[Entries taken from a collection]

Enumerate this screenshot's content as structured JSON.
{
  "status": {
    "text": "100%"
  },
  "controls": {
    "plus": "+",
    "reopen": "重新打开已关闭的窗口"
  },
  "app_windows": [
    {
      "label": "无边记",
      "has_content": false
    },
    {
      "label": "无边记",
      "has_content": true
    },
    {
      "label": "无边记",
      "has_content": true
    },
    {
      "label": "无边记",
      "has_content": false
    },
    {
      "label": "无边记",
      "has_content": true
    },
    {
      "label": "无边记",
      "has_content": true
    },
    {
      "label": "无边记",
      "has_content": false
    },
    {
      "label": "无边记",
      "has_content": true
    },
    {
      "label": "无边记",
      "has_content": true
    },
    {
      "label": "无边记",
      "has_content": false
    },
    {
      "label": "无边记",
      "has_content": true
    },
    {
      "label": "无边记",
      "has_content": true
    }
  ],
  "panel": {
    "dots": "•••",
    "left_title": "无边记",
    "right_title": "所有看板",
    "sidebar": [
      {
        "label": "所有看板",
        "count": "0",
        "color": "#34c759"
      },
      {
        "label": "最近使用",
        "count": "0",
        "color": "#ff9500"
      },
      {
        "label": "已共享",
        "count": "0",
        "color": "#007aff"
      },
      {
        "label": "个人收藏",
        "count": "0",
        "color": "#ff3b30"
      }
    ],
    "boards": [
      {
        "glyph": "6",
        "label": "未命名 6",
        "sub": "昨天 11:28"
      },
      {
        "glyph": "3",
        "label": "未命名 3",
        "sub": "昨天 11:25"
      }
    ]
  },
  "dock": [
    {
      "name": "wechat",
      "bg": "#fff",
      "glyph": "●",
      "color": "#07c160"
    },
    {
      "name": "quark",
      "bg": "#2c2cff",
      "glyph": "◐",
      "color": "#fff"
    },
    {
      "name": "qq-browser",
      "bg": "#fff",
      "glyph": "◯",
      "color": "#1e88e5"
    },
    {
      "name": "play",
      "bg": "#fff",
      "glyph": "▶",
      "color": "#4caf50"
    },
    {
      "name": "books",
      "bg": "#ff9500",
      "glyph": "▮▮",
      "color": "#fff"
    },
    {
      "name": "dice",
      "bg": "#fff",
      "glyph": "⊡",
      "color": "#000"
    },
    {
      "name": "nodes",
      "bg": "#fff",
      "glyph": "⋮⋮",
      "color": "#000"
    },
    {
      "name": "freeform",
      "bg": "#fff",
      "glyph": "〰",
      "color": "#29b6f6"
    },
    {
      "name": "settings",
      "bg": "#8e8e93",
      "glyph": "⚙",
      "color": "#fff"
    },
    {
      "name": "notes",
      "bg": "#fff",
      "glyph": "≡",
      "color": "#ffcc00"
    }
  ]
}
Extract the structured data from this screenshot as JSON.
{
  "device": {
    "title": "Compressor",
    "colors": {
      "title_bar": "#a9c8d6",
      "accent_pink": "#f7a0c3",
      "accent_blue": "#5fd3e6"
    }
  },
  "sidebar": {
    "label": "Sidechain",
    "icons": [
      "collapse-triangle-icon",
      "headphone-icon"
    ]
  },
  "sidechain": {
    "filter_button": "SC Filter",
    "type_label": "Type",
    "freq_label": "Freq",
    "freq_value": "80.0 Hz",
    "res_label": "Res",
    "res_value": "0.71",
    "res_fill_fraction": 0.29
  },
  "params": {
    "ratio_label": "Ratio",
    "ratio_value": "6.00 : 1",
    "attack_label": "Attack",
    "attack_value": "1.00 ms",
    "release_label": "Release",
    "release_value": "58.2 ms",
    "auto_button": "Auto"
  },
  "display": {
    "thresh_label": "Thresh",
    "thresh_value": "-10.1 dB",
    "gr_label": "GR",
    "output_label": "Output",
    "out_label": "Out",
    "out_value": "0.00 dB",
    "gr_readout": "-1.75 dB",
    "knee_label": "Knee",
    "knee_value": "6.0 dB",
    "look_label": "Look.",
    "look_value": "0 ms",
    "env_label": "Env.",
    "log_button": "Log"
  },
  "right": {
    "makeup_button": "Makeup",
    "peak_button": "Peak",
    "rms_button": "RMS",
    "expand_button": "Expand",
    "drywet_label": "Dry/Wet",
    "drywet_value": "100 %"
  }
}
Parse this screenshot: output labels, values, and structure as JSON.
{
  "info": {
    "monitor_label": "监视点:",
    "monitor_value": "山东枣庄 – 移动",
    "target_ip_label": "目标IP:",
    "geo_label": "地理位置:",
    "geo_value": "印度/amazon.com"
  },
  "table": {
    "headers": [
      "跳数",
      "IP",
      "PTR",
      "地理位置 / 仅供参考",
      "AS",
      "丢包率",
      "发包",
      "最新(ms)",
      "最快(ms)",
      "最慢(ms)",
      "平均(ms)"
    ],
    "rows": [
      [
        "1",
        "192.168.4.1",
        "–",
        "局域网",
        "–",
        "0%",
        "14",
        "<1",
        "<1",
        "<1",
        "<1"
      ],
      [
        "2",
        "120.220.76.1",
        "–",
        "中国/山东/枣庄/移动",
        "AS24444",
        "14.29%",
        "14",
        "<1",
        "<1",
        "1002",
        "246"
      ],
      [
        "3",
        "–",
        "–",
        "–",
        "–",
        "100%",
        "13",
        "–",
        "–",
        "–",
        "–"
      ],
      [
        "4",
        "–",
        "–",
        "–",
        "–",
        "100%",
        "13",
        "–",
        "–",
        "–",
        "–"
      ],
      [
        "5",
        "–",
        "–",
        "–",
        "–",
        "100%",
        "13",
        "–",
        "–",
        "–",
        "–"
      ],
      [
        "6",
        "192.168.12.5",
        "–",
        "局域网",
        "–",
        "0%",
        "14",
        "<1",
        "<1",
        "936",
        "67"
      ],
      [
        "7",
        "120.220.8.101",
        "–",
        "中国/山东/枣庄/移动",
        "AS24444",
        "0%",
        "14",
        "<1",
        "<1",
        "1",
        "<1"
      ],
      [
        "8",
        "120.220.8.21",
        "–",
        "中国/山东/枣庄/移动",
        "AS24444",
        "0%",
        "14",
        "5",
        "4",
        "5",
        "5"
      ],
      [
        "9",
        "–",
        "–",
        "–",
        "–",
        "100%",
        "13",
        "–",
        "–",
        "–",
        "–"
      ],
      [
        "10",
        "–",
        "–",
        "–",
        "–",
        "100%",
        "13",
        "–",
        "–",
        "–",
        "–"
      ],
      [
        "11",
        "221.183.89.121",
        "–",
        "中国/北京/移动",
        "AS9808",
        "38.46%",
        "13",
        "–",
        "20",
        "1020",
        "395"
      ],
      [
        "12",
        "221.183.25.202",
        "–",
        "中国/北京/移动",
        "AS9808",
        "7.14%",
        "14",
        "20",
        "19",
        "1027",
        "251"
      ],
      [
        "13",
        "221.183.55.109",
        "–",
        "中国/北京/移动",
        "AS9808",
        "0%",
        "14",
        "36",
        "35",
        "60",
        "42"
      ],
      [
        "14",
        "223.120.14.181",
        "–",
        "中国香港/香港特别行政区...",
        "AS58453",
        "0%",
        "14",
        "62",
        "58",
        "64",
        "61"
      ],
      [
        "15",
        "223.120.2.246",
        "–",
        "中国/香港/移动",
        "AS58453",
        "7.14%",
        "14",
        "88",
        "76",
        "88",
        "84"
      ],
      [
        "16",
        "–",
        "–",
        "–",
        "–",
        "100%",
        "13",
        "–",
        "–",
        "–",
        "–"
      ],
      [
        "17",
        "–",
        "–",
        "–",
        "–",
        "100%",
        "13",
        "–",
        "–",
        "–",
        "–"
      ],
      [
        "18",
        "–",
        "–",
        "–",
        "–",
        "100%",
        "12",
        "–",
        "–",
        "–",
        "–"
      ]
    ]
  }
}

■ Set exercise:
Identify which lines contain the word "screenshot" and copy each one.

■ Answer for this exercise:
Enumerate this screenshot's content as structured JSON.
Extract the structured data from this screenshot as JSON.
Parse this screenshot: output labels, values, and structure as JSON.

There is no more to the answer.